_WHAT YOU SHOULD DO:_
Below are the records; copy each line in them that holds the word "title".

#### DATASET RECORDS

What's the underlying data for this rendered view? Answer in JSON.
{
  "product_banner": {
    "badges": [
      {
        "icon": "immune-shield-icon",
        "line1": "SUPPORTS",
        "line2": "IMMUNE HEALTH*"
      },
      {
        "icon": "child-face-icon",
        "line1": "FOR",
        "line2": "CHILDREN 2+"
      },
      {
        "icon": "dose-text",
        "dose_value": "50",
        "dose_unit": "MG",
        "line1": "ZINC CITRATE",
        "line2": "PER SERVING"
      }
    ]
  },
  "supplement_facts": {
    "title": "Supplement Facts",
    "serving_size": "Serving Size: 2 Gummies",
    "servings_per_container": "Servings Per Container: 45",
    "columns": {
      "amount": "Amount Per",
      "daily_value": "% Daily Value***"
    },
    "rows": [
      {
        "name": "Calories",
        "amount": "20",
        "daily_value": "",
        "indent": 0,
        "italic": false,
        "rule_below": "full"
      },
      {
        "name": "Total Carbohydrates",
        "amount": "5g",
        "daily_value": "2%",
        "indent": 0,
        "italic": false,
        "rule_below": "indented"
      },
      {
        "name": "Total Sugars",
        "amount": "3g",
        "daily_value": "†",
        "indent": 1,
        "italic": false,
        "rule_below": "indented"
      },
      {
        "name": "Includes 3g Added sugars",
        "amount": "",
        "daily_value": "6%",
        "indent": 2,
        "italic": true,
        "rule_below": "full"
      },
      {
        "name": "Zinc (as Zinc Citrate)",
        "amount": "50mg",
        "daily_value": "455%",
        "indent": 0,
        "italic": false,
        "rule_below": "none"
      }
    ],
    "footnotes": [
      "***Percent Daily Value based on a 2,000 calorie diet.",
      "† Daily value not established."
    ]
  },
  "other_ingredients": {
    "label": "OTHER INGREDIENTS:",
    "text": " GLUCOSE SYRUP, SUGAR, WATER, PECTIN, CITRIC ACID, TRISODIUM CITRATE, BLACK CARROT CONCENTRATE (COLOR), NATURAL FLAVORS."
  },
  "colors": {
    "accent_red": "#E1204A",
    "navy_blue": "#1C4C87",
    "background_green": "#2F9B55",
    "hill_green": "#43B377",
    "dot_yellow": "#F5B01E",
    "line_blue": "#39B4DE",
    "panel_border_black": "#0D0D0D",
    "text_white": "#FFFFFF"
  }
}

########
#### DATASET RECORDS

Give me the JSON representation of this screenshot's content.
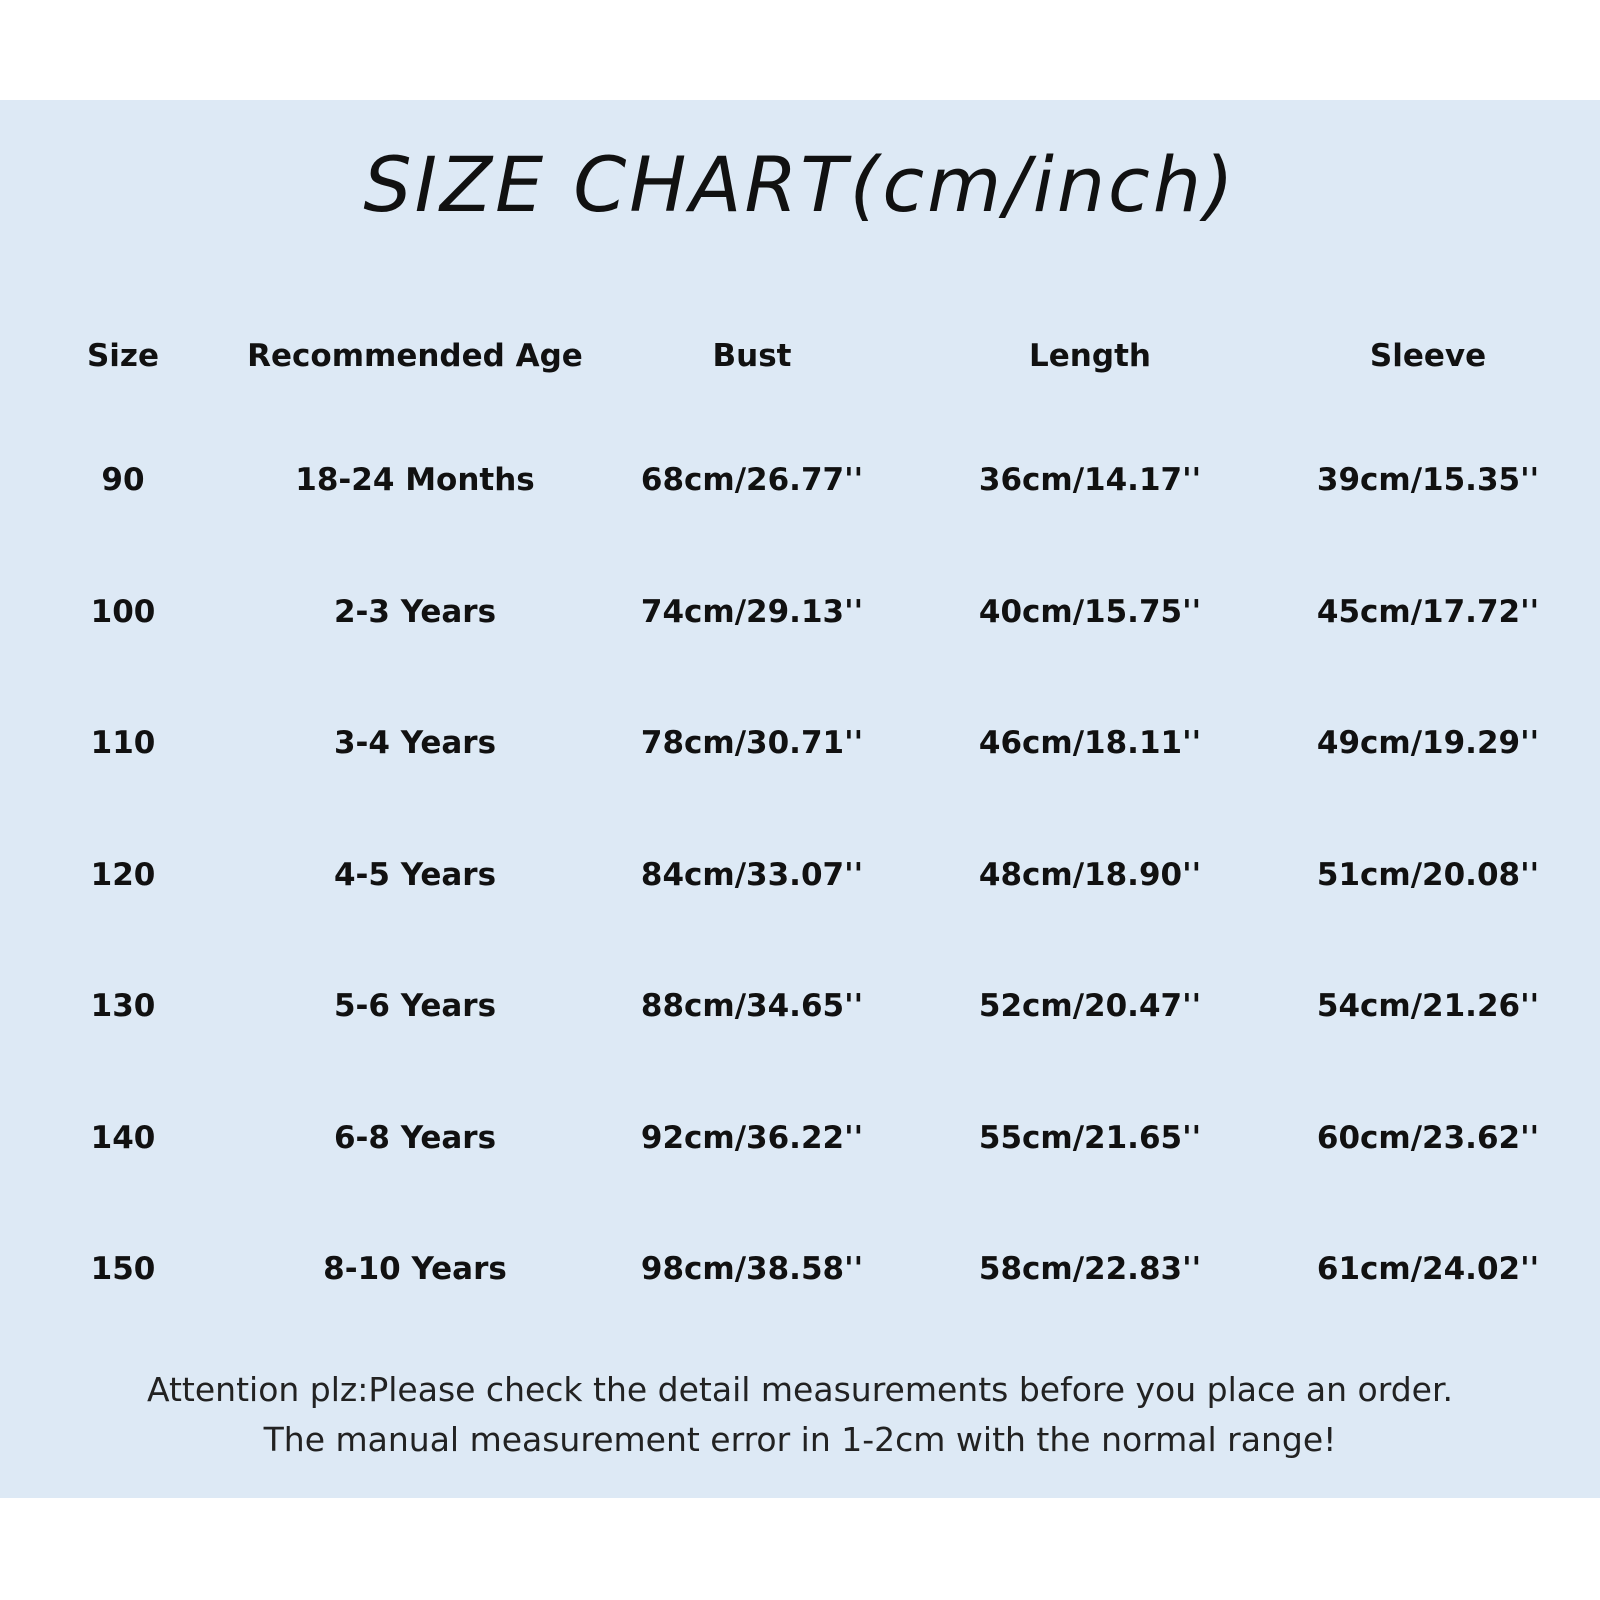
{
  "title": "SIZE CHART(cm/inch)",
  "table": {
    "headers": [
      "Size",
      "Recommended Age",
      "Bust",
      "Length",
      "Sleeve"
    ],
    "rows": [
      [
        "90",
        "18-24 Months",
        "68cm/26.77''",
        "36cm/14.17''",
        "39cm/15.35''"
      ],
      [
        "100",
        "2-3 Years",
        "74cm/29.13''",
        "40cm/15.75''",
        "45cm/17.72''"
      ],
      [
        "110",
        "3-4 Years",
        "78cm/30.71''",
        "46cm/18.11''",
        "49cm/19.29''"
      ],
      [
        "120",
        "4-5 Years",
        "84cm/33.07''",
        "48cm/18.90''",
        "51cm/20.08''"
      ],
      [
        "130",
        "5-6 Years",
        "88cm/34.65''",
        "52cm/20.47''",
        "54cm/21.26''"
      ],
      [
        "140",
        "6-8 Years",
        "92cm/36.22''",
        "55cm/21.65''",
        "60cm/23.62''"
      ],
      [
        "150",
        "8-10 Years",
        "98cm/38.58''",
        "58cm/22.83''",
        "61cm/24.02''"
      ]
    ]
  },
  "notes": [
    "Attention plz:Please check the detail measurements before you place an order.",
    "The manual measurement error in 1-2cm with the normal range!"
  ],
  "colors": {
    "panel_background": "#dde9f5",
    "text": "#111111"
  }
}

########

_FULL OUTPUT:_
    "title": "Supplement Facts",
  "title": "SIZE CHART(cm/inch)",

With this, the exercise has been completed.